WORK INSTRUCTIONS: In the extract on reasonable suspicion below, which case adopted a totality of the circumstances test?

SELECTED EXTRACT:
The frisk is narrower still. An officer may pat down the outer clothing only when they reasonably believe the person is armed and dangerous. The purpose is officer safety, not evidence-gathering. A frisk is supposed to be a limited search for weapons, not a license to dig through your pockets, wallet, or bag.
Reasonable suspicion is more than a hunch. It must be based on specific, articulable facts. An officer cannot lawfully stop you just because you "looked nervous" or were in a "high-crime area" with nothing more.
What counts as reasonable suspicion
Later cases filled in the standard. In United States v. Sokolow (1989), the Court adopted a totality of the circumstances test: individually innocent factors can combine into reasonable suspicion. In Illinois v. Wardlow (2000), the Court held that unprovoked flight from police in a high-crime area can support a stop, though running alone in another context might not. Importantly, Wardlow also reaffirmed that you generally have the right to ignore police and walk away during a consensual encounter, and that refusing to cooperate is not itself grounds for a stop.
Tips from informants are judged by reliability. In Alabama v. White (1990), a predictive anonymous tip that police corroborated was enough. But in Florida v. J.L. (2000), a bare anonymous tip that a young man at a bus stop was carrying a gun was not enough, because it carried no indicia of reliability and predicted nothing the police could verify. In Navarette v. California (2014), a 911 caller who reported being run off the road was treated as reliable enough to justify a traffic stop, partly because 911 calls can be traced.

RECORD LIST:
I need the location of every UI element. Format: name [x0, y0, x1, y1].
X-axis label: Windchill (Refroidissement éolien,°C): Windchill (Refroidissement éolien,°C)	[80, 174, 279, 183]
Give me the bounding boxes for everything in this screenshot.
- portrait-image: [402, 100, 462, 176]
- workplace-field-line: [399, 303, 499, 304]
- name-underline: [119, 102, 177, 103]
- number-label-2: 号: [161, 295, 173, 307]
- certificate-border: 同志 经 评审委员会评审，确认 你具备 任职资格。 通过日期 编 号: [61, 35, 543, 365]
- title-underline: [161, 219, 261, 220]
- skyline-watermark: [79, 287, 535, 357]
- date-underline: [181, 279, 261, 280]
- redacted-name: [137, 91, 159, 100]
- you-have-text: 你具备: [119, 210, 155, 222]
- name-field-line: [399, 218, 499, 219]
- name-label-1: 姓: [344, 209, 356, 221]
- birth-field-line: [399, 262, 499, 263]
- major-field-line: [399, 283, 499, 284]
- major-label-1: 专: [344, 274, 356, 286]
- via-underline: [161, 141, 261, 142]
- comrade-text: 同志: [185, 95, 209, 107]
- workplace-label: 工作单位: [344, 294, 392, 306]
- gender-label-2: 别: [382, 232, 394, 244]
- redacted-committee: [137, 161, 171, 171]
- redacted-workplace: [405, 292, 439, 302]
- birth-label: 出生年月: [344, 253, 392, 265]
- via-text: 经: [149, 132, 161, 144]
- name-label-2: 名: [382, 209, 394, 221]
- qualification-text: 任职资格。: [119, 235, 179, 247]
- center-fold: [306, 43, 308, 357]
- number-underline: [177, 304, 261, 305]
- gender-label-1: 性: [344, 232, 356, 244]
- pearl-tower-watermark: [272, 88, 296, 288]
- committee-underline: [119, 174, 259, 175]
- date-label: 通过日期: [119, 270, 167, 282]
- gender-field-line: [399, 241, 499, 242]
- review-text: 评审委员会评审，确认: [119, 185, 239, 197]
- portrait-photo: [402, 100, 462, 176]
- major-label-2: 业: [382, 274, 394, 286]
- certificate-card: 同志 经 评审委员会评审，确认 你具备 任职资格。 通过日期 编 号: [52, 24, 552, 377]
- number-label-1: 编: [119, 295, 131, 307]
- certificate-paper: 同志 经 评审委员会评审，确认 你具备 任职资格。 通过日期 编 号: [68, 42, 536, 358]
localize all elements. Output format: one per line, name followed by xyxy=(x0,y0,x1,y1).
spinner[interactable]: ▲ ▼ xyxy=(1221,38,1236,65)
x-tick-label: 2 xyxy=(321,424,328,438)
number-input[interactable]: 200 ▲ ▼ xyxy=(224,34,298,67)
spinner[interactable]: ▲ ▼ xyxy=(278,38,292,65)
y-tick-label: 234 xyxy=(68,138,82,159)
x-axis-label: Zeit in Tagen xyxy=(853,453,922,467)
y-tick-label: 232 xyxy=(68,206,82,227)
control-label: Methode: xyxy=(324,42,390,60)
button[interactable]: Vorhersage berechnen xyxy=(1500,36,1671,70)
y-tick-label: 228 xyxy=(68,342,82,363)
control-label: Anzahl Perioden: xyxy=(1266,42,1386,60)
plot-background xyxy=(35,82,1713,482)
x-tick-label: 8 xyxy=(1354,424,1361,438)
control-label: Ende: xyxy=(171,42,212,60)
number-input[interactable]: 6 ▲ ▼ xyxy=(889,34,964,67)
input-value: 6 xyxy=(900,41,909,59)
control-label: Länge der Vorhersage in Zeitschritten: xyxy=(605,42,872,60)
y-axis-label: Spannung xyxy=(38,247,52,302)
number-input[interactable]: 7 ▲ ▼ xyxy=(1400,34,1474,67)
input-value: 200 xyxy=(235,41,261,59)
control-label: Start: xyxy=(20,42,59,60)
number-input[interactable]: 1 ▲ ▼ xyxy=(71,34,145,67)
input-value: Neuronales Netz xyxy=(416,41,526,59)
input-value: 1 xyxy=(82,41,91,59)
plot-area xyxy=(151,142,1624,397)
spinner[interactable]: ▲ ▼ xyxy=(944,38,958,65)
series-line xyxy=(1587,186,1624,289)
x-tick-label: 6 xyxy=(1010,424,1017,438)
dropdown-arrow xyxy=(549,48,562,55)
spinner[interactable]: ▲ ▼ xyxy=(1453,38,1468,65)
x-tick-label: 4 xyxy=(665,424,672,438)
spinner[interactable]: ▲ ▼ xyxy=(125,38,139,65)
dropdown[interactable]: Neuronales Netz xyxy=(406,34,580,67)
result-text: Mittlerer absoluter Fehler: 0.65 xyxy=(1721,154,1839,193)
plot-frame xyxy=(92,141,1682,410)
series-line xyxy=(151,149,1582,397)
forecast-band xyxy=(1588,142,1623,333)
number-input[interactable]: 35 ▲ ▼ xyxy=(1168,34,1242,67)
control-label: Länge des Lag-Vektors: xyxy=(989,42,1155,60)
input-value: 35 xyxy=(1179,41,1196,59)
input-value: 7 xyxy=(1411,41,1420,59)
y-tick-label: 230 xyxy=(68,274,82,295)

RESPONSE TO THE EXERCISE: United States v. Sokolow (1989).